Do this: Show every line in the records below that contains the word "selected".

[Figure data in JSON]

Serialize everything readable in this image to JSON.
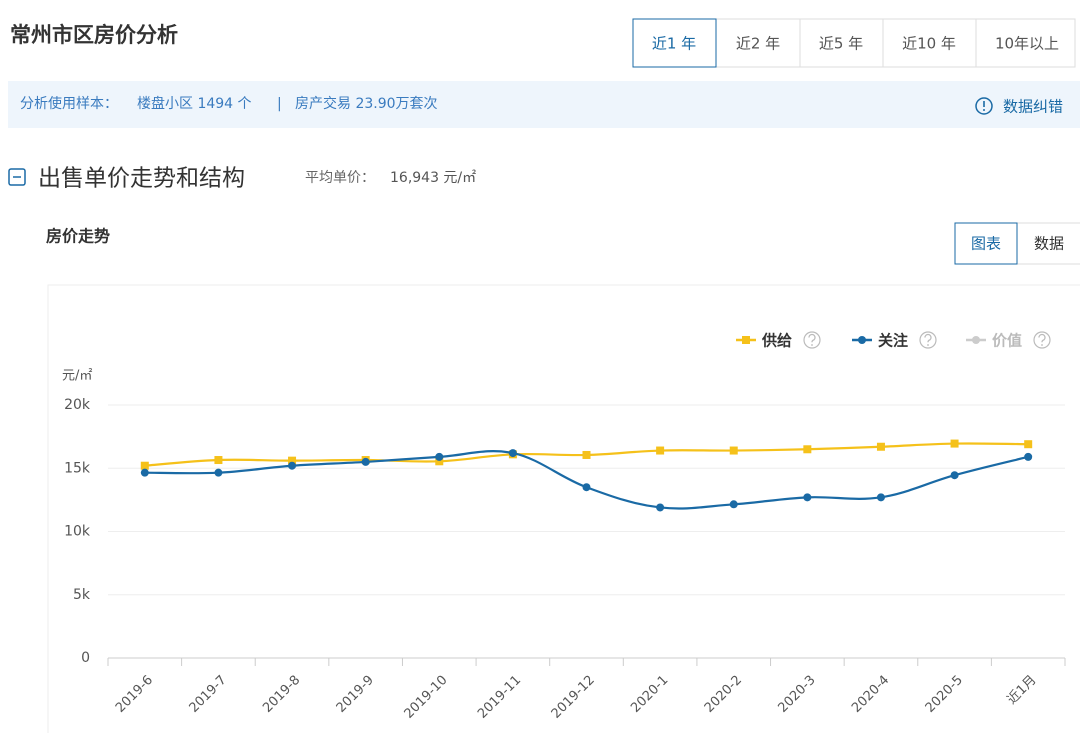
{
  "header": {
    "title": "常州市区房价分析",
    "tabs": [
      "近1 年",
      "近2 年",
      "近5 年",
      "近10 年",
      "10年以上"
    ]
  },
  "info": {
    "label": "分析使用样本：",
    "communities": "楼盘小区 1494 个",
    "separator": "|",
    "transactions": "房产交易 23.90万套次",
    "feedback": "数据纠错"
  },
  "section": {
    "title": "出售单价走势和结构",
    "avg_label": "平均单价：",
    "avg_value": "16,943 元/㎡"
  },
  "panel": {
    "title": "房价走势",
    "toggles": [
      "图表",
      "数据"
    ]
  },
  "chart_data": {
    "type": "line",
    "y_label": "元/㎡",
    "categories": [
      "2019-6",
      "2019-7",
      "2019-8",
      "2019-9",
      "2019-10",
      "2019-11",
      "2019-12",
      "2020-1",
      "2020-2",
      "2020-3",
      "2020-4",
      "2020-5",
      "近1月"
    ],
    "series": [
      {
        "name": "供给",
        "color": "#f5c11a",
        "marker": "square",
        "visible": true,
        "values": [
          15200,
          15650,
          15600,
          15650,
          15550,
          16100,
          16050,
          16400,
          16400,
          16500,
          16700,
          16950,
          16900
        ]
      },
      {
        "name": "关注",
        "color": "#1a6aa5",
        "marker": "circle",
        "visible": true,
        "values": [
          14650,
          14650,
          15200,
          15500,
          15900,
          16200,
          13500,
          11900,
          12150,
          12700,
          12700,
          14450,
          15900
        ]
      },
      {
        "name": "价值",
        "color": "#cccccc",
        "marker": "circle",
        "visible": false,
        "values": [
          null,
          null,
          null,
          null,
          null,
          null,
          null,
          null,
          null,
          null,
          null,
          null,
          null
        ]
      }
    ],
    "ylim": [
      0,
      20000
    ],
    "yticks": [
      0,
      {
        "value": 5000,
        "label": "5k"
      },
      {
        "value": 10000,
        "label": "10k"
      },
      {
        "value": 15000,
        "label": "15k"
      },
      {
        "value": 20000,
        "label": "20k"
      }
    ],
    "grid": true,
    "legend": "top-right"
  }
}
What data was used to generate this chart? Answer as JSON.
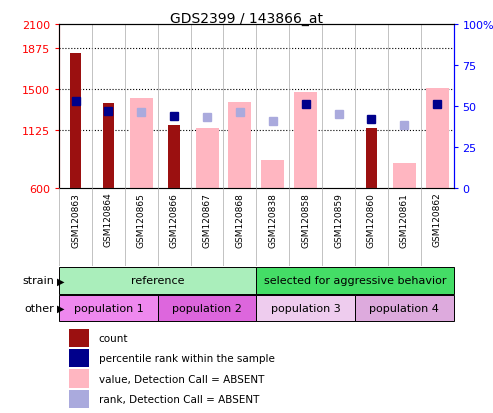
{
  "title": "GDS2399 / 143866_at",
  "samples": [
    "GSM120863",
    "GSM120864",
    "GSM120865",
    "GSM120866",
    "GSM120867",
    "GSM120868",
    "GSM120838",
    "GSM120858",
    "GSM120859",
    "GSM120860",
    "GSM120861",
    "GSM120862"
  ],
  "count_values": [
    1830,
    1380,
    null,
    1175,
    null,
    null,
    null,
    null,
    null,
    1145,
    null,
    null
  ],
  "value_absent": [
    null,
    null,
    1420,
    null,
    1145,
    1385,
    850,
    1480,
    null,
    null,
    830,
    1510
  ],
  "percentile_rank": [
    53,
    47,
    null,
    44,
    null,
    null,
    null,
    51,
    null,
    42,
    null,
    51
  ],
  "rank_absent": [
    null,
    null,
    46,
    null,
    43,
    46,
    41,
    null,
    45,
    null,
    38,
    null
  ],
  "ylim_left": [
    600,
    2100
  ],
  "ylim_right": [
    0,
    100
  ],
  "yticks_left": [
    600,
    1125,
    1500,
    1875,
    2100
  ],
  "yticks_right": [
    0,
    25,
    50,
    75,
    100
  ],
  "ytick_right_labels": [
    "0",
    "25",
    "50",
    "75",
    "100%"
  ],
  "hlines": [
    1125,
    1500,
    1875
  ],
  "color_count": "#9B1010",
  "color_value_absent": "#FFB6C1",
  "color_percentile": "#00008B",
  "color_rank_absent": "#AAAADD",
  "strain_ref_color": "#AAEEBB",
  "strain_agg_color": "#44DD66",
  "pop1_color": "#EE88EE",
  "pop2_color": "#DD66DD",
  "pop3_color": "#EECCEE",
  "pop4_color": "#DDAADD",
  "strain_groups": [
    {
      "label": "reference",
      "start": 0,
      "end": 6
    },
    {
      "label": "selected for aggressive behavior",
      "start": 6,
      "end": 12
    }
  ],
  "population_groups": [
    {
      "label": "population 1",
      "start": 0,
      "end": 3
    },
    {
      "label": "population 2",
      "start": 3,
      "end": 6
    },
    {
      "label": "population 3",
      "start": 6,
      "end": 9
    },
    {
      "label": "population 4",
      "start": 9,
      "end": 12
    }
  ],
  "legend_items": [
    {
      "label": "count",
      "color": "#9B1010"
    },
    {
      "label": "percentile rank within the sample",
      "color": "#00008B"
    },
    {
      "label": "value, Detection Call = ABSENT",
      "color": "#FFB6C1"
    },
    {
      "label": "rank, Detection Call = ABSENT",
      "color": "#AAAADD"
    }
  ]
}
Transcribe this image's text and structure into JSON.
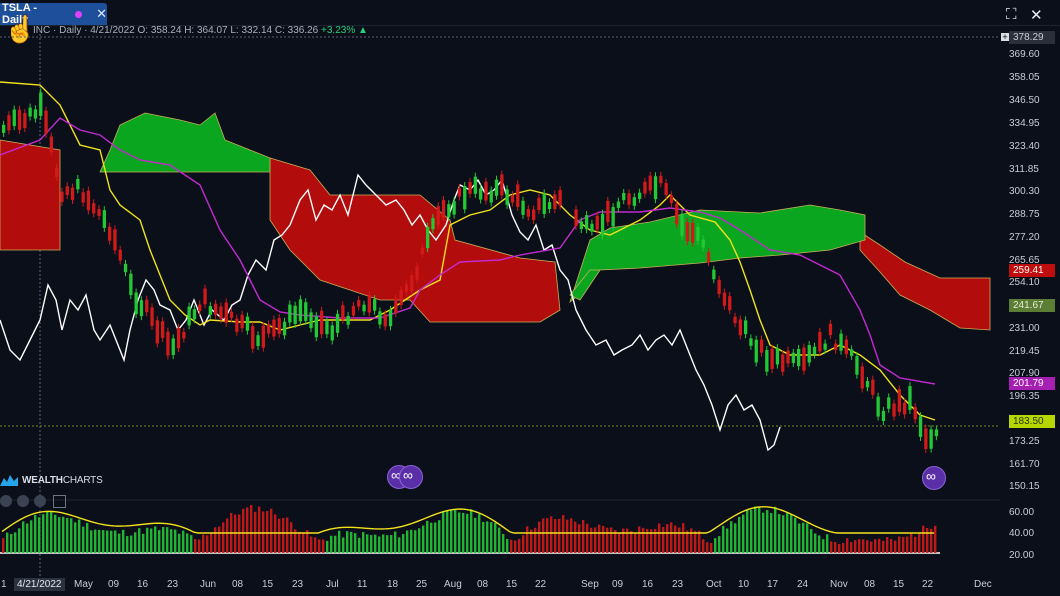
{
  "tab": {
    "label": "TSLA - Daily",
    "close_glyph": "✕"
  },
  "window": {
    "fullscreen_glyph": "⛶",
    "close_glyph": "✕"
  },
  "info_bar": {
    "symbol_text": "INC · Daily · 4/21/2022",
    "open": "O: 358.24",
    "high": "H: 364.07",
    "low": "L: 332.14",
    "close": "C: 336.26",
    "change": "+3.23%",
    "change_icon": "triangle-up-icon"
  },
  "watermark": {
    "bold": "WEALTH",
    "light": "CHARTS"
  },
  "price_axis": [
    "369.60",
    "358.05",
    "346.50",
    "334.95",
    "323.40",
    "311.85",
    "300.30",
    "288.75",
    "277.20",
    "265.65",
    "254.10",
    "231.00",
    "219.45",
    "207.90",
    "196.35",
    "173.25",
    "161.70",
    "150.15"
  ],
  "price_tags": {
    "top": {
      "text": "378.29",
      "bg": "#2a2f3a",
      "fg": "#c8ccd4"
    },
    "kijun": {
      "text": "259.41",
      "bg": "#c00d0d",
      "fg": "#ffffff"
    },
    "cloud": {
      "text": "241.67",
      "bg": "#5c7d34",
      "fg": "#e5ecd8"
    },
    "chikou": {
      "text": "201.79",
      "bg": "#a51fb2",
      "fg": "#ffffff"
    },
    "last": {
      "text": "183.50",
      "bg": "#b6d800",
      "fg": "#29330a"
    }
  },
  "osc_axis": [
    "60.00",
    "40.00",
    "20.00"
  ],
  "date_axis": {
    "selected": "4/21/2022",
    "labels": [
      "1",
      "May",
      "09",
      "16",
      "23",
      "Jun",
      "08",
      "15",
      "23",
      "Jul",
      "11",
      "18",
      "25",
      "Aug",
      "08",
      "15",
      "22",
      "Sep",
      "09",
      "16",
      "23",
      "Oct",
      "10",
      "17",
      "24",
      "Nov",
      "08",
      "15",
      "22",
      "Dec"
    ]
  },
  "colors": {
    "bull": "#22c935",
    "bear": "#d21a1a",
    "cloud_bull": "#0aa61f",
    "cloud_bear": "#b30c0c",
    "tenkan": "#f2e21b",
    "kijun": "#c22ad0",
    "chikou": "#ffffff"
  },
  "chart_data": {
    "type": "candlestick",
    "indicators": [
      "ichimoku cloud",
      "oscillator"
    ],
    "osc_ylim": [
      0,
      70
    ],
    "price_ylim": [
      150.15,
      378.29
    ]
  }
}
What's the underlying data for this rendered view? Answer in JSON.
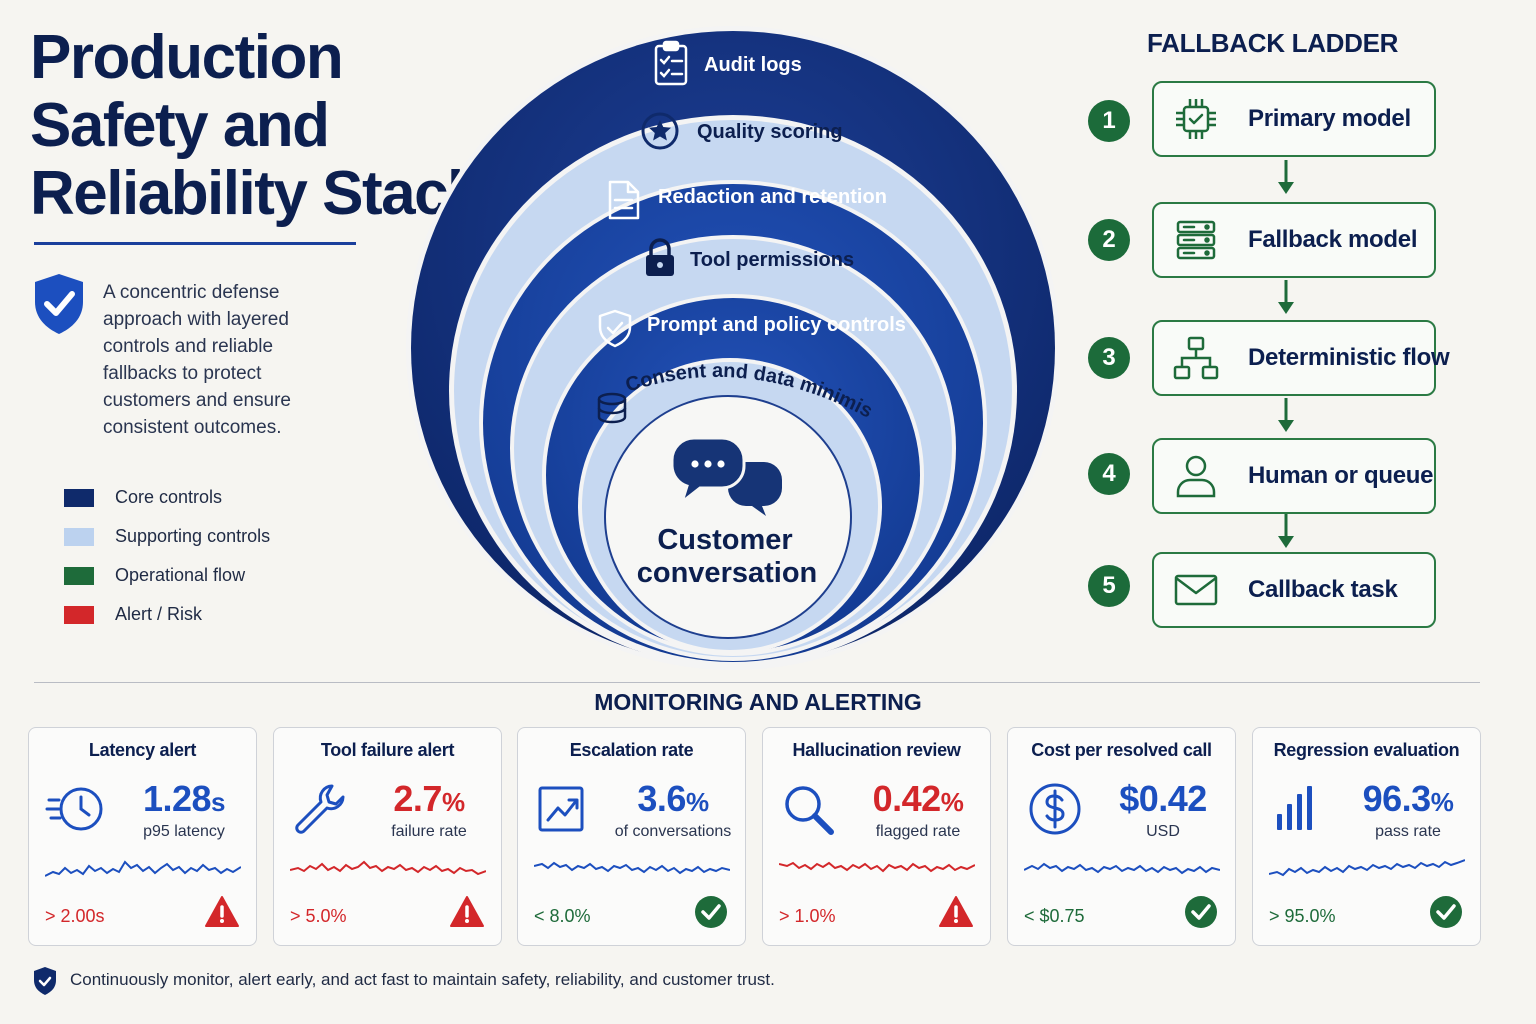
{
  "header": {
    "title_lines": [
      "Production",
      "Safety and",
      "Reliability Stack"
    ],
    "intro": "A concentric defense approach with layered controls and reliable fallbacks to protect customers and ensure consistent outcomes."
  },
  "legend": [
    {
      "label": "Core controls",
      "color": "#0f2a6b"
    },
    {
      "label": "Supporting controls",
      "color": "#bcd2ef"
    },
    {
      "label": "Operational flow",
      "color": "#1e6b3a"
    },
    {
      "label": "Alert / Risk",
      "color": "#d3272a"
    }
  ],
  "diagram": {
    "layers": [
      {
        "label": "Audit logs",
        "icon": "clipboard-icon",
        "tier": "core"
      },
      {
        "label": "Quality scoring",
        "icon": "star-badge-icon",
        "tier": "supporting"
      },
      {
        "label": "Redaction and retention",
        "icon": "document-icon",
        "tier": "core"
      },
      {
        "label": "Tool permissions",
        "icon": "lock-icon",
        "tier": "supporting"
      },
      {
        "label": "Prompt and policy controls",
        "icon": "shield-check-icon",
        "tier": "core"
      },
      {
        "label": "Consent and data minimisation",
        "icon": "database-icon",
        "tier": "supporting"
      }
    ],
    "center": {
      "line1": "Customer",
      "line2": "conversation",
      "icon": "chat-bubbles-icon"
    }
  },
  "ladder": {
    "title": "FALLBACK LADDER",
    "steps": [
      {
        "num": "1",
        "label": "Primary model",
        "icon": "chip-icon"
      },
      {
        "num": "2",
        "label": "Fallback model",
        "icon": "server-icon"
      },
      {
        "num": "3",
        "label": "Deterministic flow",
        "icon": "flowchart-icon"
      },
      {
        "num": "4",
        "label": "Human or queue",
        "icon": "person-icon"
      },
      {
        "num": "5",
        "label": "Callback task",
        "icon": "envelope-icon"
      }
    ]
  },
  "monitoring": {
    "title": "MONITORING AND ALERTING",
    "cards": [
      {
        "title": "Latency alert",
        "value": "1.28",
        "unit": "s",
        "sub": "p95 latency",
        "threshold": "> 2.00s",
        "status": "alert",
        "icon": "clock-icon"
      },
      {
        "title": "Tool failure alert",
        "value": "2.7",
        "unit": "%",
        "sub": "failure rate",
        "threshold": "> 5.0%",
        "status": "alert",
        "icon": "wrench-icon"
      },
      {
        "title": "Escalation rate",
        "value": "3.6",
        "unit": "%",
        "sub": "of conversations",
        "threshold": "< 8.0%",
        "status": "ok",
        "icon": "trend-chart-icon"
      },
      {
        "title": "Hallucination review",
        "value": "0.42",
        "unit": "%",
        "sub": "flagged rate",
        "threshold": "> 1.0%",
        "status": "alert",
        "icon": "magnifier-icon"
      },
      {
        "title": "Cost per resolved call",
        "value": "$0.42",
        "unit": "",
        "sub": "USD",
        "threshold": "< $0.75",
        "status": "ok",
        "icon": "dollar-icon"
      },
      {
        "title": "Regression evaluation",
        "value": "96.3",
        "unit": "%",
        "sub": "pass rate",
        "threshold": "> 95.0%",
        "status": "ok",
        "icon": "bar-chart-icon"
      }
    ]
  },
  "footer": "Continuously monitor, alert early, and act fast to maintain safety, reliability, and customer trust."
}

Task answer:
      "label": "selected for aggressive behavior",
    "selected": "4/21/2022",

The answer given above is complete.